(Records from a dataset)
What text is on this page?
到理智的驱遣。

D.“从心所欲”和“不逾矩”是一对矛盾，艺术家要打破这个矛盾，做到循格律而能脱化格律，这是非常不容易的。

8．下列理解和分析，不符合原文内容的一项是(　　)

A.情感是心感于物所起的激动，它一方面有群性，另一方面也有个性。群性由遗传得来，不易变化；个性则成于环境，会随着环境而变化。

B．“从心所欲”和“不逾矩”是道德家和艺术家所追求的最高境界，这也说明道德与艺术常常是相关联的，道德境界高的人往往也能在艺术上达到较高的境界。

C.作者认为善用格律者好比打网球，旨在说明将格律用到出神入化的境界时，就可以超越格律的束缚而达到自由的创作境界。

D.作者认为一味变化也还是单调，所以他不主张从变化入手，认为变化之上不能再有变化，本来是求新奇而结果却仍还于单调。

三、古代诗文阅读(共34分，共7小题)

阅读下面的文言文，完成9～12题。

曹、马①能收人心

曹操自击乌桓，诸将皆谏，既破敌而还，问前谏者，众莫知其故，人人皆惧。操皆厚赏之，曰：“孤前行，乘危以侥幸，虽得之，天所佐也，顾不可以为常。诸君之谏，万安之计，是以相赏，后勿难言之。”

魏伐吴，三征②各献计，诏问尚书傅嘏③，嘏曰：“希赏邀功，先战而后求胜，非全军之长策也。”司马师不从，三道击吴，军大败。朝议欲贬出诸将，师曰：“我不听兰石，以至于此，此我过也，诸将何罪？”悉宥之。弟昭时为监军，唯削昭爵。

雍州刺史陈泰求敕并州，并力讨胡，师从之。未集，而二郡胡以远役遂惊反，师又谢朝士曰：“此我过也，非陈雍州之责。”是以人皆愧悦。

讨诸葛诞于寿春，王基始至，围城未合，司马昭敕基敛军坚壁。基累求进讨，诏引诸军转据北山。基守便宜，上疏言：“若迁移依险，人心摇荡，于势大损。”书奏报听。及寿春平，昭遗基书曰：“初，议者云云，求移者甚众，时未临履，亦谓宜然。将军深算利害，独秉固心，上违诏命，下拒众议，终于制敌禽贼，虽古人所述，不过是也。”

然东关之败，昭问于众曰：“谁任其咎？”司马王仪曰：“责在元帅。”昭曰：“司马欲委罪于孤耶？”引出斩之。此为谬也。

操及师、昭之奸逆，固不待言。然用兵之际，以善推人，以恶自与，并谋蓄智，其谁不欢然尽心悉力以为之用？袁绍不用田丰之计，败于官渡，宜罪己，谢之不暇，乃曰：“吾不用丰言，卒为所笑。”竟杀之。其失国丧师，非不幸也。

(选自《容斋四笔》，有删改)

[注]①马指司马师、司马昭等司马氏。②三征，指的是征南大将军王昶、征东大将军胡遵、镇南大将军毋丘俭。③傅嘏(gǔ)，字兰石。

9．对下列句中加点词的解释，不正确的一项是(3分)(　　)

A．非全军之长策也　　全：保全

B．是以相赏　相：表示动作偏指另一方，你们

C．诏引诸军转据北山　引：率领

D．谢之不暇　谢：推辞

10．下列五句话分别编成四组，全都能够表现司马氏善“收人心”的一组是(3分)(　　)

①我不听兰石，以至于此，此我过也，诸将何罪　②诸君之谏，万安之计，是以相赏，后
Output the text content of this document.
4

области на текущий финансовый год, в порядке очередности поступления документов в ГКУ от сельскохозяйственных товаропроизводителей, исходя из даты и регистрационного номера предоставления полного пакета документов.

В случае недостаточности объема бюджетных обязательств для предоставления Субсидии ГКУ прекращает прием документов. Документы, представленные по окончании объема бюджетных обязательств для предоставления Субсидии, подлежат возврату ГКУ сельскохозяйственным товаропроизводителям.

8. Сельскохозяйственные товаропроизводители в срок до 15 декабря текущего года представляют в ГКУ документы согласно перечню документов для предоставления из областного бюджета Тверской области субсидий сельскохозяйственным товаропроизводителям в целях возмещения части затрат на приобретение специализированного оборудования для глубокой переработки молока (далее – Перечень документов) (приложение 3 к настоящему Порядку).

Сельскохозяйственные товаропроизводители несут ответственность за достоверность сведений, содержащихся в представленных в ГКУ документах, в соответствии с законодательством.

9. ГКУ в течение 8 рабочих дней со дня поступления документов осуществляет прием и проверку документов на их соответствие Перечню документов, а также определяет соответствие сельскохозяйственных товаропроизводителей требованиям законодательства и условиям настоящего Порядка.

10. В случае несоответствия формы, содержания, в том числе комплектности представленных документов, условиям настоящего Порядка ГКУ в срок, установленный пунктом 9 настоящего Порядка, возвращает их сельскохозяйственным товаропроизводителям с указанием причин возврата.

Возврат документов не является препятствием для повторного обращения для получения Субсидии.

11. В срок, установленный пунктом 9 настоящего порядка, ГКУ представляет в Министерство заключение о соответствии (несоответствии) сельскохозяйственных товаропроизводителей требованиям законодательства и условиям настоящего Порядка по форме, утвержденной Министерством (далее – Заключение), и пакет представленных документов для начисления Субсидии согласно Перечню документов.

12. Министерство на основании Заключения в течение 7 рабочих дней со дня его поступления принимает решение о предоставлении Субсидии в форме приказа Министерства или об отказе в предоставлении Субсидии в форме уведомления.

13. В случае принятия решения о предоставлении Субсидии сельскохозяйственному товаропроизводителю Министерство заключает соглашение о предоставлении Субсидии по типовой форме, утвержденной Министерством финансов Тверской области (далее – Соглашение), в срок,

**EXERCISE GOAL:** Of the lines in the listing, how many hold the word "течение"? Nothing but the number is needed.

**THE OUTPUT:** 2